
  • PreHospital FOAM

    Fantastic article! I’m curious what you would recommend as an approach in an EMS system where we have out-of-box D50 with 500mL and 1000mL bags of normal saline. D10 is in our drug box, but many won’t break into it if it can be avoided. Most providers tend to push D50 intermittently with NS running–would this produce the same benefit of using a bag of D10, or would mixing the D50 in a 500 bag be a better option?

    • Adam M. Spaulding

      Hello. Thank you for the great question! However, I’m not sure if I could offer a blanket recommendation for one method over the other. I would take patient-specific factors into consideration, such as difficulty of obtaining access and quality of the line placed. For those difficult patients, where low quality access is obtained, the higher osmolar D50 would be a riskier option. Pushing D50 concurrently through a line with NS may indeed mitigate some of the risk of infiltration, though it does not address the fact that 25g of dextrose seems to repeatedly demonstrate in the literature to over-shoot glycemic targets (albeit of little concern during acute resuscitation). Just curious, why do most of your colleagues actively avoid D10? A few EMS services, one of which I have referenced, have actually resorted to D10 as their preferred option for treating hypoglycemia in the field. Small volumes (100-200mL) of D10 have been shown to be adequate to reverse severe hypoglycemia without over-shooting, is feasible and can be administered quickly, and confers a lower risk of infiltration via peripheral access.

      • PreHospital FOAM

        The unfortunate answer is that using D10 requires opening a drug-box, which then needs to be documented and replaced upon arrival at the hospital. D50 on the other hand is readily available to restock in our own supply room. It isn’t an excuse, but is the root cause. Also, there isn’t sufficient education in EMS (at least in northern New England) surrounding the issue–most providers don’t bat an eye at pushing a whole amp of D50 for the altered hypoglycemic patient.

        Thank you again for your time, and this is a resource I’ll use to pursue this issue within my own agency!

        • Emergentt

          As one of the authors on the EMS paper in Contra Costa County in California, it was initially met with confusion but we started it in part due to the D50 shortage. We now have 2 years of data with almost 2000 patients (analyzing now) and more and more EMS systems have started to use our protocol. (The neighboring Alameda County started Jan 1st.) There will be a session on D10 vs D50 at the NAEMSP meetings next week. Gene Hern

          • Adam M. Spaulding

            Thank you for your input. Your article was well done!

TASKS TO CARRY OUT:
- 1) Answer these questions about the comment thread on D10 versus D50:
(a) What sizes of normal saline bags does the first commenter's EMS system carry?
(b) What volume range of D10 has been shown adequate to reverse severe hypoglycemia?
(c) When did the neighboring Alameda County start using the protocol?
- 2) Reproduce the comment thread on D10 versus D50 word for word, from "Thank you again" up to and including "was well done!".
- 3) Write a continuation of the comment thread on D10 versus D50, picking up after its final sentence.

Stored entries:
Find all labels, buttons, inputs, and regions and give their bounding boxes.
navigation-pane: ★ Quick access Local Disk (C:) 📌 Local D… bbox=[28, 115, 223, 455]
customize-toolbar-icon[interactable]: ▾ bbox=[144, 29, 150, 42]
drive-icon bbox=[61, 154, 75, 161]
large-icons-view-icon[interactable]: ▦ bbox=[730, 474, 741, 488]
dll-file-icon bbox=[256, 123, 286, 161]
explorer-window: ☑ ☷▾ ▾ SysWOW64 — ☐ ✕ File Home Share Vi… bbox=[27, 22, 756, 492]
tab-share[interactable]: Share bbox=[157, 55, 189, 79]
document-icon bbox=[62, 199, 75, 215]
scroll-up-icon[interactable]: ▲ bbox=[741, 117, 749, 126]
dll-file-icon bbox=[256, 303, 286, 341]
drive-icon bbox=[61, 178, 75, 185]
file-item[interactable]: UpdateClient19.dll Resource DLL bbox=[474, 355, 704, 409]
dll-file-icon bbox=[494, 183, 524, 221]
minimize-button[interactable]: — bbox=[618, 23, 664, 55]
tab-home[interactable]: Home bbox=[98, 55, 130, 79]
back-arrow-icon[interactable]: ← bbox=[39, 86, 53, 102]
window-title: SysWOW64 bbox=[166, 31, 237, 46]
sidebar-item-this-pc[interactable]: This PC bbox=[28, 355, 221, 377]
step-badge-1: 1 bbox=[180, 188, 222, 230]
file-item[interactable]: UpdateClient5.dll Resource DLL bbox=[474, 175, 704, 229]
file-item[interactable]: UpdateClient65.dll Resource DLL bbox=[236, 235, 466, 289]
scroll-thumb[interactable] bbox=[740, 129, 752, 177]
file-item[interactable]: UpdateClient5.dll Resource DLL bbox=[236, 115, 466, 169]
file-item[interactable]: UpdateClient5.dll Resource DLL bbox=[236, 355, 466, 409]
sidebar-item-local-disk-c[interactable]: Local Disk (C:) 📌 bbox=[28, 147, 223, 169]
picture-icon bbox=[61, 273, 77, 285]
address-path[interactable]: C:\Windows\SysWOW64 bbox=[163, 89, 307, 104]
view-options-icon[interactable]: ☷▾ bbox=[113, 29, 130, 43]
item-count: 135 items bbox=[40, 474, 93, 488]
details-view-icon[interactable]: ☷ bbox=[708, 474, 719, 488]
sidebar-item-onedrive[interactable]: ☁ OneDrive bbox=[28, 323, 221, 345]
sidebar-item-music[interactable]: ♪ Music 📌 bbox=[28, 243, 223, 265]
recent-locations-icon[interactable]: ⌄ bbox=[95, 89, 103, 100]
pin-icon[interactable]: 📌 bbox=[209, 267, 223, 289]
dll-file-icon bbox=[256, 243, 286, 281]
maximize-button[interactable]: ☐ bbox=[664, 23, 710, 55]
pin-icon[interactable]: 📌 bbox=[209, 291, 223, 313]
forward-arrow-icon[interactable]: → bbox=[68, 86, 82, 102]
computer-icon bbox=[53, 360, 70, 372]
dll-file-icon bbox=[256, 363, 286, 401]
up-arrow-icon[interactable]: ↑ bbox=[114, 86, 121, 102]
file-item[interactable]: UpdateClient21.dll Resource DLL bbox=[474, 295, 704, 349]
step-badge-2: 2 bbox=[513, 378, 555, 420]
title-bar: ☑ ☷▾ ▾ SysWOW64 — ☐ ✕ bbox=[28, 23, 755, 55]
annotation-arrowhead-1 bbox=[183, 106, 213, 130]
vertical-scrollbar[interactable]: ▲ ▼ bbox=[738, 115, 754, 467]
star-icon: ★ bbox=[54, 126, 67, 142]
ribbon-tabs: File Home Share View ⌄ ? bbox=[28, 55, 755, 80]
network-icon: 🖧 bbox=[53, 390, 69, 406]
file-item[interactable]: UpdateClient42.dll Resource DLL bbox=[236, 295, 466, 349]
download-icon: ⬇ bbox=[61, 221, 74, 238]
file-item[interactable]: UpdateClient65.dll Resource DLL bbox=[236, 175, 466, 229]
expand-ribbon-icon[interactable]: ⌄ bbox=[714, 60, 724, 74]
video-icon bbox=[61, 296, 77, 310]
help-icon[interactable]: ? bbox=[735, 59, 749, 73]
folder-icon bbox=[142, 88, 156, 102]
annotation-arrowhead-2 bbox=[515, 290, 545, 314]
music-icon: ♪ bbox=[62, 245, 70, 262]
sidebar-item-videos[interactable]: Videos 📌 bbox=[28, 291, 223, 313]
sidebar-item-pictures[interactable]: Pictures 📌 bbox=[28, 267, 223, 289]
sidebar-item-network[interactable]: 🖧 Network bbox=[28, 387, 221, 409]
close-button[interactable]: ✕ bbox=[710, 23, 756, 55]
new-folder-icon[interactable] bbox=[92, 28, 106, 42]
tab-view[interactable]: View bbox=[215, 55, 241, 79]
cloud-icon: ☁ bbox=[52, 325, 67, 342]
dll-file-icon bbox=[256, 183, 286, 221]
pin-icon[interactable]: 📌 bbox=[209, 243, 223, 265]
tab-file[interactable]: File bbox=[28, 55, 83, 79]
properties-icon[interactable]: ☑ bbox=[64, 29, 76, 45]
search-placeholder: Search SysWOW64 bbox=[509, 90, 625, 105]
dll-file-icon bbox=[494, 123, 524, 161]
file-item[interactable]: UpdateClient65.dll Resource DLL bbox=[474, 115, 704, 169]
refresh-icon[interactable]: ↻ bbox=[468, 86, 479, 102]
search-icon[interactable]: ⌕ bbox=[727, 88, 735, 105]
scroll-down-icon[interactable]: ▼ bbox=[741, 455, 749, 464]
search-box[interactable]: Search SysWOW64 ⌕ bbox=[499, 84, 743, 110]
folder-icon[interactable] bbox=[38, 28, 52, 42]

ANSWERS PROVIDED:
- 1)
(a) 500 mL and 1000 mL bags.
(b) 100–200 mL.
(c) January 1st.

- 2)
Thank you again for your time, and this is a resource I’ll use to pursue this issue within my own agency!

        • Emergentt

          As one of the authors on the EMS paper in Contra Costa County in California, it was initially met with confusion but we started it in part due to the D50 shortage. We now have 2 years of data with almost 2000 patients (analyzing now) and more and more EMS systems have started to use our protocol. (The neighboring Alameda County started Jan 1st.) There will be a session on D10 vs D50 at the NAEMSP meetings next week. Gene Hern

          • Adam M. Spaulding

            Thank you for your input. Your article was well done!

- 3)
          • Emergentt

            I think we should eliminate d50 from all Code Carts in the hospital as well. Email me at emergentt@gmail.com. I have an idea about the next paper.

  • DP Smith

    Another EMS question for you. My recent case was an unresponsive, known diabetic pregnant (2nd trimester) woman with a glucose reading of 7. My protocols state administering an amp of D50, but in this case, I opted to mix D10 quickly using a 250mL bag of saline. Are you aware of any evidence to support best practices in regards to pregnant hypoglycmeic patients?

    • Adam M. Spaulding

      Hi DP Smith,
      Thank you for the comment. I do realize that most protocols continue to recommend D50 in the prehospital setting. I imagine that this determination is made, at least partially, with convenience in mind, along with an under-appreciation of the risks of D50. In your case, the fact that you alluded to mixing makes me wonder why you do not have 250mL bags of D10 available; this is something I would be an advocate for. Finally, I am not aware of any evidence to suggest that the management of the hypoglycemic pregnant patient should be any different than standard care. Thanks.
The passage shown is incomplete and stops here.